### Data for this exercise:
◆ ◆ ◆
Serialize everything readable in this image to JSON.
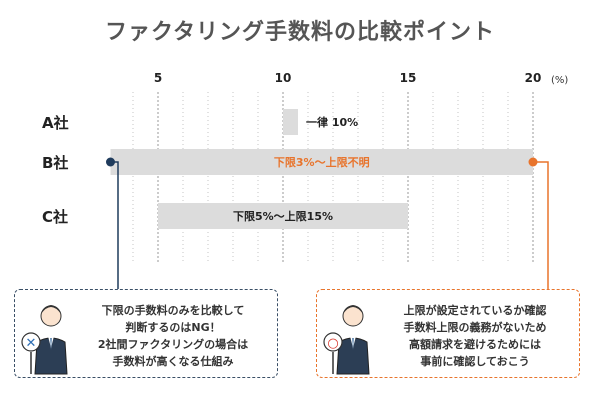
{
  "title": "ファクタリング手数料の比較ポイント",
  "unit": "(%)",
  "chart_data": {
    "type": "bar",
    "subtype": "floating-range",
    "x_ticks": [
      5,
      10,
      15,
      20
    ],
    "xlim": [
      4,
      21
    ],
    "grid": true,
    "rows": [
      {
        "company": "A社",
        "start": 10,
        "end": 10.6,
        "label": "一律 10%",
        "color": "#dcdcdc",
        "label_color": "#222222",
        "label_position": "right"
      },
      {
        "company": "B社",
        "start": 3.1,
        "end": 20,
        "label": "下限3%〜上限不明",
        "color": "#dcdcdc",
        "label_color": "#e8742c",
        "label_position": "center",
        "markers": true
      },
      {
        "company": "C社",
        "start": 5,
        "end": 15,
        "label": "下限5%〜上限15%",
        "color": "#dcdcdc",
        "label_color": "#222222",
        "label_position": "center"
      }
    ]
  },
  "colors": {
    "left_accent": "#1f3b5c",
    "right_accent": "#e8742c"
  },
  "callouts": {
    "left": {
      "lines": [
        "下限の手数料のみを比較して",
        "判断するのはNG！",
        "2社間ファクタリングの場合は",
        "手数料が高くなる仕組み"
      ],
      "sign": "✕"
    },
    "right": {
      "lines": [
        "上限が設定されているか確認",
        "手数料上限の義務がないため",
        "高額請求を避けるためには",
        "事前に確認しておこう"
      ],
      "sign": "○"
    }
  }
}
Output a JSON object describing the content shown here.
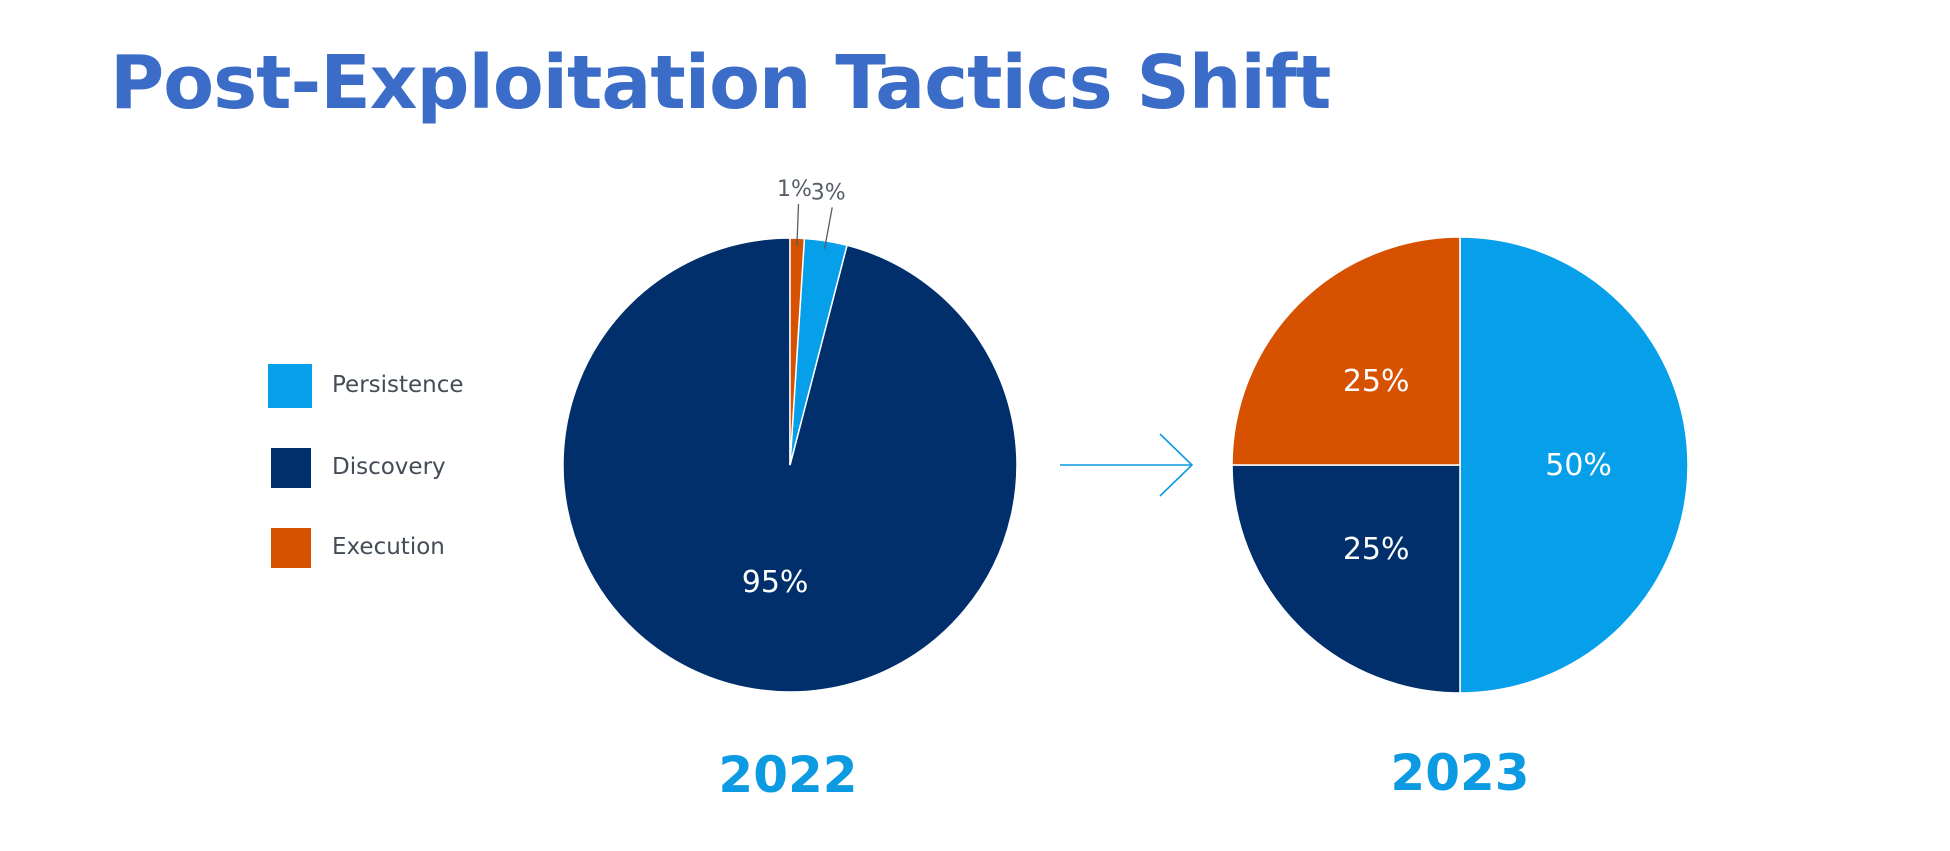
{
  "title": "Post-Exploitation Tactics Shift",
  "colors": {
    "title": "#3b6cc8",
    "year": "#0c9ae2",
    "Persistence": "#059fea",
    "Discovery": "#002f6c",
    "Execution": "#d65200",
    "arrow": "#0c9ae2"
  },
  "legend": [
    {
      "label": "Persistence"
    },
    {
      "label": "Discovery"
    },
    {
      "label": "Execution"
    }
  ],
  "chart_data": [
    {
      "type": "pie",
      "title": "2022",
      "slices": [
        {
          "label": "Discovery",
          "value": 95,
          "text": "95%"
        },
        {
          "label": "Persistence",
          "value": 3,
          "text": "3%"
        },
        {
          "label": "Execution",
          "value": 1,
          "text": "1%"
        }
      ]
    },
    {
      "type": "pie",
      "title": "2023",
      "slices": [
        {
          "label": "Persistence",
          "value": 50,
          "text": "50%"
        },
        {
          "label": "Discovery",
          "value": 25,
          "text": "25%"
        },
        {
          "label": "Execution",
          "value": 25,
          "text": "25%"
        }
      ]
    }
  ]
}
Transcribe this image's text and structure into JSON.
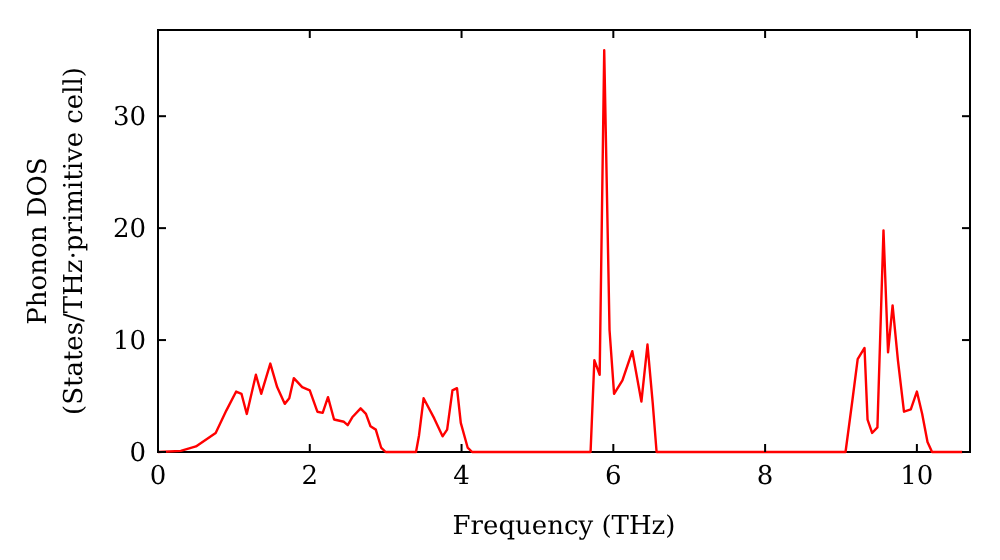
◆ ◆ ◆
### Exercise:
Transcribe the listing above verbatim. Omit the pictures.

### Response to this exercise:
Serialize everything readable in this image to JSON.
{
  "title": "ファクタリング手数料の比較ポイント",
  "unit": "(%)",
  "chart_data": {
    "type": "bar",
    "subtype": "floating-range",
    "x_ticks": [
      5,
      10,
      15,
      20
    ],
    "xlim": [
      4,
      21
    ],
    "grid": true,
    "rows": [
      {
        "company": "A社",
        "start": 10,
        "end": 10.6,
        "label": "一律 10%",
        "color": "#dcdcdc",
        "label_color": "#222222",
        "label_position": "right"
      },
      {
        "company": "B社",
        "start": 3.1,
        "end": 20,
        "label": "下限3%〜上限不明",
        "color": "#dcdcdc",
        "label_color": "#e8742c",
        "label_position": "center",
        "markers": true
      },
      {
        "company": "C社",
        "start": 5,
        "end": 15,
        "label": "下限5%〜上限15%",
        "color": "#dcdcdc",
        "label_color": "#222222",
        "label_position": "center"
      }
    ]
  },
  "colors": {
    "left_accent": "#1f3b5c",
    "right_accent": "#e8742c"
  },
  "callouts": {
    "left": {
      "lines": [
        "下限の手数料のみを比較して",
        "判断するのはNG！",
        "2社間ファクタリングの場合は",
        "手数料が高くなる仕組み"
      ],
      "sign": "✕"
    },
    "right": {
      "lines": [
        "上限が設定されているか確認",
        "手数料上限の義務がないため",
        "高額請求を避けるためには",
        "事前に確認しておこう"
      ],
      "sign": "○"
    }
  }
}
Output a JSON object describing the content shown here.
{
  "title": "Post-Exploitation Tactics Shift",
  "colors": {
    "title": "#3b6cc8",
    "year": "#0c9ae2",
    "Persistence": "#059fea",
    "Discovery": "#002f6c",
    "Execution": "#d65200",
    "arrow": "#0c9ae2"
  },
  "legend": [
    {
      "label": "Persistence"
    },
    {
      "label": "Discovery"
    },
    {
      "label": "Execution"
    }
  ],
  "chart_data": [
    {
      "type": "pie",
      "title": "2022",
      "slices": [
        {
          "label": "Discovery",
          "value": 95,
          "text": "95%"
        },
        {
          "label": "Persistence",
          "value": 3,
          "text": "3%"
        },
        {
          "label": "Execution",
          "value": 1,
          "text": "1%"
        }
      ]
    },
    {
      "type": "pie",
      "title": "2023",
      "slices": [
        {
          "label": "Persistence",
          "value": 50,
          "text": "50%"
        },
        {
          "label": "Discovery",
          "value": 25,
          "text": "25%"
        },
        {
          "label": "Execution",
          "value": 25,
          "text": "25%"
        }
      ]
    }
  ]
}
Transcribe this image's text and structure into JSON.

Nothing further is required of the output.